### A block of data
— START —

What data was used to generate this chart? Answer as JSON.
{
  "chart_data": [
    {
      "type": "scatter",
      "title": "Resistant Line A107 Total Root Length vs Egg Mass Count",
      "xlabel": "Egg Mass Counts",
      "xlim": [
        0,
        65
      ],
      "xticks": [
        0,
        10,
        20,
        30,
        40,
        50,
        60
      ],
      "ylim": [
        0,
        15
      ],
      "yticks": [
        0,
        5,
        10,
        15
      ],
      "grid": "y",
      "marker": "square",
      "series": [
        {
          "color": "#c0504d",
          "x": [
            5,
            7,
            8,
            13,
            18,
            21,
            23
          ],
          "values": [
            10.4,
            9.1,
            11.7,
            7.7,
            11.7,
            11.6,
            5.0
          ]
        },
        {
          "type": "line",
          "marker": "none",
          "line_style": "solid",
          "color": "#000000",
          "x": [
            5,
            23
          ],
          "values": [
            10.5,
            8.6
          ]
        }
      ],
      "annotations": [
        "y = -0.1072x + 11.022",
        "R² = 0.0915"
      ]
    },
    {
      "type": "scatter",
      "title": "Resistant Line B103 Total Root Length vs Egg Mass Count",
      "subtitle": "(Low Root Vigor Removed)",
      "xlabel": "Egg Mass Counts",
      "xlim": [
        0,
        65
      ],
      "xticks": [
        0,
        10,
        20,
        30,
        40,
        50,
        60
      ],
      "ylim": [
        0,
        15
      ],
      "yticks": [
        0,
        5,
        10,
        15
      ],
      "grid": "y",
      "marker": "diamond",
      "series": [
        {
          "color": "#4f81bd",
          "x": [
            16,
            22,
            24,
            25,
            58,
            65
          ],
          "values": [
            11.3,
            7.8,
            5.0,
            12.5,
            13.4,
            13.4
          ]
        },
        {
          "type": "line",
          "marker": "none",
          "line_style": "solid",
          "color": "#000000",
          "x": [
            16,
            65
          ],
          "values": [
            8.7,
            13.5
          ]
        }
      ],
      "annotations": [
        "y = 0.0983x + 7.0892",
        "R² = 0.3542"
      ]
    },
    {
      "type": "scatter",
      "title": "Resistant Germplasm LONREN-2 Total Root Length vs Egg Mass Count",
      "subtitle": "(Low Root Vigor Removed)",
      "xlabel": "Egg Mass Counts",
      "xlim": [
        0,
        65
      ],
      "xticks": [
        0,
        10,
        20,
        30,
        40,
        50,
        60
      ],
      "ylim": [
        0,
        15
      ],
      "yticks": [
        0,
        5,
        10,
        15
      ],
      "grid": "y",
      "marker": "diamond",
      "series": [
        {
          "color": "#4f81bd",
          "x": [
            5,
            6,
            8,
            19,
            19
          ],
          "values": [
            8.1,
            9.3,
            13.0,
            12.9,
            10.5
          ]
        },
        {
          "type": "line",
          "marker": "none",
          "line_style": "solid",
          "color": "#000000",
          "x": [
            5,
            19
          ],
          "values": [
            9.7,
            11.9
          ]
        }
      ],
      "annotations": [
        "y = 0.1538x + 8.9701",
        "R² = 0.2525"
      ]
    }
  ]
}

— END —
— START —

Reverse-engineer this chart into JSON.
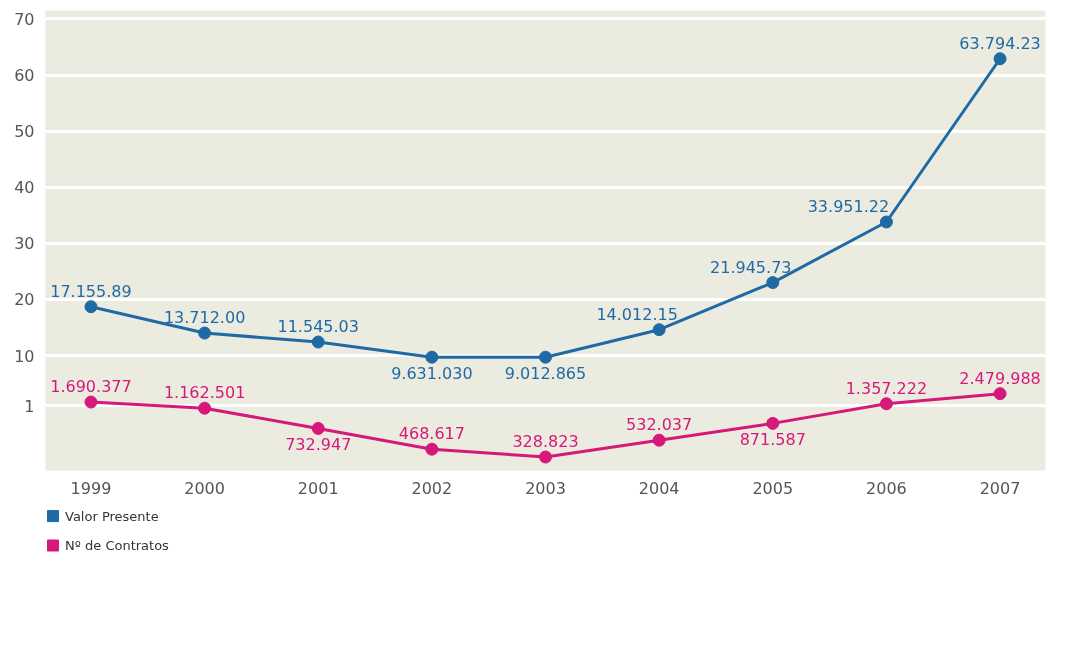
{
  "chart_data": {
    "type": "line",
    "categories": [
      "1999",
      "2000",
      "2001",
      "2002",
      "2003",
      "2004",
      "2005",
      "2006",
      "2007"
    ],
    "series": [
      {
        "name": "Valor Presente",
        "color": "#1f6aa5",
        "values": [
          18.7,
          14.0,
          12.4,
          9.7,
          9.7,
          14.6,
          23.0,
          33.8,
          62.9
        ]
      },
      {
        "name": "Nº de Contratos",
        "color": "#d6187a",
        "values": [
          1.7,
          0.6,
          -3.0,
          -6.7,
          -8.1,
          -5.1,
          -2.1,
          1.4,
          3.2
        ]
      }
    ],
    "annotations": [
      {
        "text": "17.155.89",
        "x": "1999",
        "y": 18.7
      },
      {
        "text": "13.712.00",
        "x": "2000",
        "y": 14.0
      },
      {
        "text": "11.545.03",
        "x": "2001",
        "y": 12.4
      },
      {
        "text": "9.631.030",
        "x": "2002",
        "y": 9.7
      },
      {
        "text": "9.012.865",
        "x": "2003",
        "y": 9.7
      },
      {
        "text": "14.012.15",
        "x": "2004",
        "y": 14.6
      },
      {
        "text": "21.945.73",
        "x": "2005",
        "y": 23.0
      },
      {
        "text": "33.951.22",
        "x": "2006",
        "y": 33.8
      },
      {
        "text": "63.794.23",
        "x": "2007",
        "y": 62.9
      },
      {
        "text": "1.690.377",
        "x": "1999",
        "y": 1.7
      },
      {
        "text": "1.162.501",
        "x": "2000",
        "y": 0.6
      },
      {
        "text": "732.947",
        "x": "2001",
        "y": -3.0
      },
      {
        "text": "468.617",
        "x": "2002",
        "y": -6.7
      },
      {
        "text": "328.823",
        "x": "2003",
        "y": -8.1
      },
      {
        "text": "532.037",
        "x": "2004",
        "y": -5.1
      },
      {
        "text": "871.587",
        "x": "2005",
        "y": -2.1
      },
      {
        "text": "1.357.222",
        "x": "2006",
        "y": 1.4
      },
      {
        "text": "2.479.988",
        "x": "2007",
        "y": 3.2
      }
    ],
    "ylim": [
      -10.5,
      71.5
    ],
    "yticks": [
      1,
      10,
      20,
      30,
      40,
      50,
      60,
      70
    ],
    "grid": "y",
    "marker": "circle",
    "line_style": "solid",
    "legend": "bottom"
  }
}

— END —

Only lines that contain the word "Resistant" are wanted; copy each of them.

      "title": "Resistant Line A107 Total Root Length vs Egg Mass Count",
      "title": "Resistant Line B103 Total Root Length vs Egg Mass Count",
      "title": "Resistant Germplasm LONREN-2 Total Root Length vs Egg Mass Count",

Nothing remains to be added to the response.